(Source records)
start

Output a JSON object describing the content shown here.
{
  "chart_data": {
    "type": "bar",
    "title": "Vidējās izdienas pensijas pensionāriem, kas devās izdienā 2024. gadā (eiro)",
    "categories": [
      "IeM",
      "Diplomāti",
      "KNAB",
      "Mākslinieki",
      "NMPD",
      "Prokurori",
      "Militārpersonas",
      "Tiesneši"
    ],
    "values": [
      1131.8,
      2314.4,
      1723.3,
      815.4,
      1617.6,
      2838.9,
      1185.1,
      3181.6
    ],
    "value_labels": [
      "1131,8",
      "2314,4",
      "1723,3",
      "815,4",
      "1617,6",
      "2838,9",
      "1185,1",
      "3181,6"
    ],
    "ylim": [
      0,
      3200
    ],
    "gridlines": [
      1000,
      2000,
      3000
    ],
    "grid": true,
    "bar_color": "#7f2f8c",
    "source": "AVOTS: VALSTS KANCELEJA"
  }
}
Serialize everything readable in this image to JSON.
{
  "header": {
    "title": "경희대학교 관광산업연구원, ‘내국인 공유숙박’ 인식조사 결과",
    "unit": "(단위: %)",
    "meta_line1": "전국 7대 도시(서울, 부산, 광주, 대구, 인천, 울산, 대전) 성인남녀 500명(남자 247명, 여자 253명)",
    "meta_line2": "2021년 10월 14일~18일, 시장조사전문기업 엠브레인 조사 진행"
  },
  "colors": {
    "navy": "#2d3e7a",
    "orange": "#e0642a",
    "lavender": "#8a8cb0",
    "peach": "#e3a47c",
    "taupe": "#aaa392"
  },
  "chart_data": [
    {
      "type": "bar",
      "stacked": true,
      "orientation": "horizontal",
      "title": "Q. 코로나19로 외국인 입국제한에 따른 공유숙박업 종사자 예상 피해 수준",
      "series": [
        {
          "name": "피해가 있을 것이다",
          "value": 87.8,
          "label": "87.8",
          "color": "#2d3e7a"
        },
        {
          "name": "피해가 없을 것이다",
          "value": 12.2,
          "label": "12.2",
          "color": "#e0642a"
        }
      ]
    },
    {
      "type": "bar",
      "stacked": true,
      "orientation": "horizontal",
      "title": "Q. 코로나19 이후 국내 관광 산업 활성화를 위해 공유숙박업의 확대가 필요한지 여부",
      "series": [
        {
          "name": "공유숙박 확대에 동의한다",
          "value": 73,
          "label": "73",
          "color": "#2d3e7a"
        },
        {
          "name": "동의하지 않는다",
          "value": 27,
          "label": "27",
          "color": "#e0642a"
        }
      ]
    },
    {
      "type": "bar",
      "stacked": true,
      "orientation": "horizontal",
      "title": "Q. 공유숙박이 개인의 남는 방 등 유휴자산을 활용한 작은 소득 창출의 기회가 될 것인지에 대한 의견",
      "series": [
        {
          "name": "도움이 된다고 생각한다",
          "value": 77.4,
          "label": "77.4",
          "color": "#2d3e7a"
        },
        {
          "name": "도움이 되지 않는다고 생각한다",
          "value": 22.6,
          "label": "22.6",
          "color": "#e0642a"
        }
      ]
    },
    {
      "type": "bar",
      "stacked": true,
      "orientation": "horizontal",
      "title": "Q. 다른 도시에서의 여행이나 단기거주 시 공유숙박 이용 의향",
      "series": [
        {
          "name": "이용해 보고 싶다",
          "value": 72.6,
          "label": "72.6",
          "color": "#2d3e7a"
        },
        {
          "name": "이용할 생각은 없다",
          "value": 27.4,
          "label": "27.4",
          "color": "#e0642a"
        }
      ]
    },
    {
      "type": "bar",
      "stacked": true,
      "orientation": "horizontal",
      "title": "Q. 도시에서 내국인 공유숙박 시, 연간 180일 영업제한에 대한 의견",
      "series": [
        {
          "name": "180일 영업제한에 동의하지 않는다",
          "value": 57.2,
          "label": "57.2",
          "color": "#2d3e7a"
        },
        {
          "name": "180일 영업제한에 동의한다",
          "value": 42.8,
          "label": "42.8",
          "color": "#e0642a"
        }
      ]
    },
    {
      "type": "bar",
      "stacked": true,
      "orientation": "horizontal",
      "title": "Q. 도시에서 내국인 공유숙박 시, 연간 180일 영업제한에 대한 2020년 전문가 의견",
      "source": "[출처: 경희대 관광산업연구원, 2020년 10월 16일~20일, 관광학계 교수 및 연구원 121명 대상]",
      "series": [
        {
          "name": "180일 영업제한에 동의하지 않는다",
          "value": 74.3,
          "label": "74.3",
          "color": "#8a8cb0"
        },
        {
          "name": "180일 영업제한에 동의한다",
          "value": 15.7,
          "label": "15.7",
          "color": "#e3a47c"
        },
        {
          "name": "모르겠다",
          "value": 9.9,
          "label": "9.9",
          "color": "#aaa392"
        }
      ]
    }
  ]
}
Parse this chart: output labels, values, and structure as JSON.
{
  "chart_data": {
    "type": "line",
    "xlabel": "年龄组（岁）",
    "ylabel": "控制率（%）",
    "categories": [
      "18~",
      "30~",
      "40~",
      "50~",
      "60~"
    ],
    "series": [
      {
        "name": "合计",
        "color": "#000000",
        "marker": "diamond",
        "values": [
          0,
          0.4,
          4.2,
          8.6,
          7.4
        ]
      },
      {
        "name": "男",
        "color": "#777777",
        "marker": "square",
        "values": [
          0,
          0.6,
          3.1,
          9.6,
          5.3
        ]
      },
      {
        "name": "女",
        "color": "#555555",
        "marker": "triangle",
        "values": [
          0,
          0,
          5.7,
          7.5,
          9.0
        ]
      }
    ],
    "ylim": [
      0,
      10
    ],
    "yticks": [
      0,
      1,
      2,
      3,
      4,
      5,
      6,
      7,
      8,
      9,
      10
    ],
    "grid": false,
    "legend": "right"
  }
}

end

Given problem: Take each line containing the string "생각한다" and copy it out.

Written answer:
          "name": "도움이 된다고 생각한다",
          "name": "도움이 되지 않는다고 생각한다",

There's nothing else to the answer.